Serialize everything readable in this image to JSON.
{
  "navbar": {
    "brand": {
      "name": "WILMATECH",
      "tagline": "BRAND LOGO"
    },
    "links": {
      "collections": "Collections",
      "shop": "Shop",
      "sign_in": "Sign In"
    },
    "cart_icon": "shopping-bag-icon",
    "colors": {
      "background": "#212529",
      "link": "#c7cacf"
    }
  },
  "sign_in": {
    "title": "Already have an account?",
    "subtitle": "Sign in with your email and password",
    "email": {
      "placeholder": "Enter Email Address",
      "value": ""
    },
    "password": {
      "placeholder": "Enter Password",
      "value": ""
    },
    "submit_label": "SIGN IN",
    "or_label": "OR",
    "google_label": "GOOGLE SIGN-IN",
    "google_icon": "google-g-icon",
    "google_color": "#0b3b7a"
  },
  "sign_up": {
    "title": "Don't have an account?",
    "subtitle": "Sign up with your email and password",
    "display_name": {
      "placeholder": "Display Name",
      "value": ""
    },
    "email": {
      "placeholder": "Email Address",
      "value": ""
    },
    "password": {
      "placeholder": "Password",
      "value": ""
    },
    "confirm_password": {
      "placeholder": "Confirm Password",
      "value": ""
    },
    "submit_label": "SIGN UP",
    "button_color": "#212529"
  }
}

Exercise ▸ Extract the full listing above without altering anything.

Exercise result ▸
Serialize everything readable in this image to JSON.
{
  "navbar": {
    "brand": {
      "name": "WILMATECH",
      "tagline": "BRAND LOGO"
    },
    "links": {
      "collections": "Collections",
      "shop": "Shop",
      "sign_in": "Sign In"
    },
    "cart_icon": "shopping-bag-icon",
    "colors": {
      "background": "#212529",
      "link": "#c7cacf"
    }
  },
  "sign_in": {
    "title": "Already have an account?",
    "subtitle": "Sign in with your email and password",
    "email": {
      "placeholder": "Enter Email Address",
      "value": ""
    },
    "password": {
      "placeholder": "Enter Password",
      "value": ""
    },
    "submit_label": "SIGN IN",
    "or_label": "OR",
    "google_label": "GOOGLE SIGN-IN",
    "google_icon": "google-g-icon",
    "google_color": "#0b3b7a"
  },
  "sign_up": {
    "title": "Don't have an account?",
    "subtitle": "Sign up with your email and password",
    "display_name": {
      "placeholder": "Display Name",
      "value": ""
    },
    "email": {
      "placeholder": "Email Address",
      "value": ""
    },
    "password": {
      "placeholder": "Password",
      "value": ""
    },
    "confirm_password": {
      "placeholder": "Confirm Password",
      "value": ""
    },
    "submit_label": "SIGN UP",
    "button_color": "#212529"
  }
}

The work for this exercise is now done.